» DATA LISTING
==*==

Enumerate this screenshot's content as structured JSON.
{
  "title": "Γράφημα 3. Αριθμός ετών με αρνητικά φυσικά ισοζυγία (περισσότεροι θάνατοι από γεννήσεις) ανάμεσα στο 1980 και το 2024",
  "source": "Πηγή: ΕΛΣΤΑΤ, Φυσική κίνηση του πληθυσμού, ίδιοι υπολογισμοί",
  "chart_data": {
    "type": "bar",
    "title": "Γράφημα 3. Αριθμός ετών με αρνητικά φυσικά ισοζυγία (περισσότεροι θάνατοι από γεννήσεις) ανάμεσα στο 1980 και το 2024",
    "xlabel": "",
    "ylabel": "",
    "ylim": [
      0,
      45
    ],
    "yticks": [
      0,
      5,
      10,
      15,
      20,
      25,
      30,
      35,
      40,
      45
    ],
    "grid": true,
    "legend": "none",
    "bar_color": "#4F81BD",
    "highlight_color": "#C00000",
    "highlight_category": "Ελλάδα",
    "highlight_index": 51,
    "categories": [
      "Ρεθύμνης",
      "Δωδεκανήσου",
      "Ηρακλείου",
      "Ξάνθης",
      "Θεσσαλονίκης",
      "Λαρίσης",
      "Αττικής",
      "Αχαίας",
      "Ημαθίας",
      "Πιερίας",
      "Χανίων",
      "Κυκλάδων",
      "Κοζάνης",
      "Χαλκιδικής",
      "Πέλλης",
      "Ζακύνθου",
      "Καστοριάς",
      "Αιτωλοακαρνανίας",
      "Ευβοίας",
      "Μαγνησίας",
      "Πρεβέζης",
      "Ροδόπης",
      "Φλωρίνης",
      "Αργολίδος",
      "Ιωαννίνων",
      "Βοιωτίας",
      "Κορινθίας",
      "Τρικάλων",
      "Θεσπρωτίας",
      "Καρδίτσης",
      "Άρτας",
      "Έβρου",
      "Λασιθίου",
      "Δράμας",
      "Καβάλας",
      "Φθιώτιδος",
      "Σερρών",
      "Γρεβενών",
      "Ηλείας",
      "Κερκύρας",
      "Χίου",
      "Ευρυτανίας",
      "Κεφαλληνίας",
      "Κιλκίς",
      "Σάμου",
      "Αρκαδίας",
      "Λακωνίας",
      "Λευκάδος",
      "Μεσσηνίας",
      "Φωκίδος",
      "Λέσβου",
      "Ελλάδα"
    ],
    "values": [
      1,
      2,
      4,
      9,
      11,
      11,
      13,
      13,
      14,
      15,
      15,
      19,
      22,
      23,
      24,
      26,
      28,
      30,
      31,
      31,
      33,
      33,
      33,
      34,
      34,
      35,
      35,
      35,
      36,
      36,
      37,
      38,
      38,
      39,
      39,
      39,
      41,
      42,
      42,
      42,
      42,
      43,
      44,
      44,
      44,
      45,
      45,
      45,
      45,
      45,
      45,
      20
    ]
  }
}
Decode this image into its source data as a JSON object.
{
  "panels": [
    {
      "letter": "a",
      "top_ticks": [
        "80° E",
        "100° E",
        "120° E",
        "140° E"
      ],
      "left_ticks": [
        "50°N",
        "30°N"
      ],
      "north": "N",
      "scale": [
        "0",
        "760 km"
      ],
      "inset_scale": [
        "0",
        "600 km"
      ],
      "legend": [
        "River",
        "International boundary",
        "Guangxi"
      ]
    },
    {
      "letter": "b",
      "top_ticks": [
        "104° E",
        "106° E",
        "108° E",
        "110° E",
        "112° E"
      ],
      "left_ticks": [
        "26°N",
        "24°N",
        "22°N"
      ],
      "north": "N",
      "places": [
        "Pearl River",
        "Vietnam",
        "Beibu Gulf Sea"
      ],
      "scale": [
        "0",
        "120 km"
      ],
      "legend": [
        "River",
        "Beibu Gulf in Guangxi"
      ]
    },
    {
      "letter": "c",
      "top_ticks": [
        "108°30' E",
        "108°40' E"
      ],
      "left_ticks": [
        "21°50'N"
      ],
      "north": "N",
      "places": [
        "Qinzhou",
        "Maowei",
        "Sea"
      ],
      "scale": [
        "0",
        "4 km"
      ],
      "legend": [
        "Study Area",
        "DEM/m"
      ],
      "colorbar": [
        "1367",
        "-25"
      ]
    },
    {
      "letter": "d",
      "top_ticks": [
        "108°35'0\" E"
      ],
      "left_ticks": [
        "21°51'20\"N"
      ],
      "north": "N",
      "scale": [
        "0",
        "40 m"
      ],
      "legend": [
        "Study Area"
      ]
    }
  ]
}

==*==

» DIRECTIONS
Pick out the lines that include the word "περισσότεροι" and write them out.

» EXERCISE OUTPUT
  "title": "Γράφημα 3. Αριθμός ετών με αρνητικά φυσικά ισοζυγία (περισσότεροι θάνατοι από γεννήσεις) ανάμεσα στο 1980 και το 2024",
    "title": "Γράφημα 3. Αριθμός ετών με αρνητικά φυσικά ισοζυγία (περισσότεροι θάνατοι από γεννήσεις) ανάμεσα στο 1980 και το 2024",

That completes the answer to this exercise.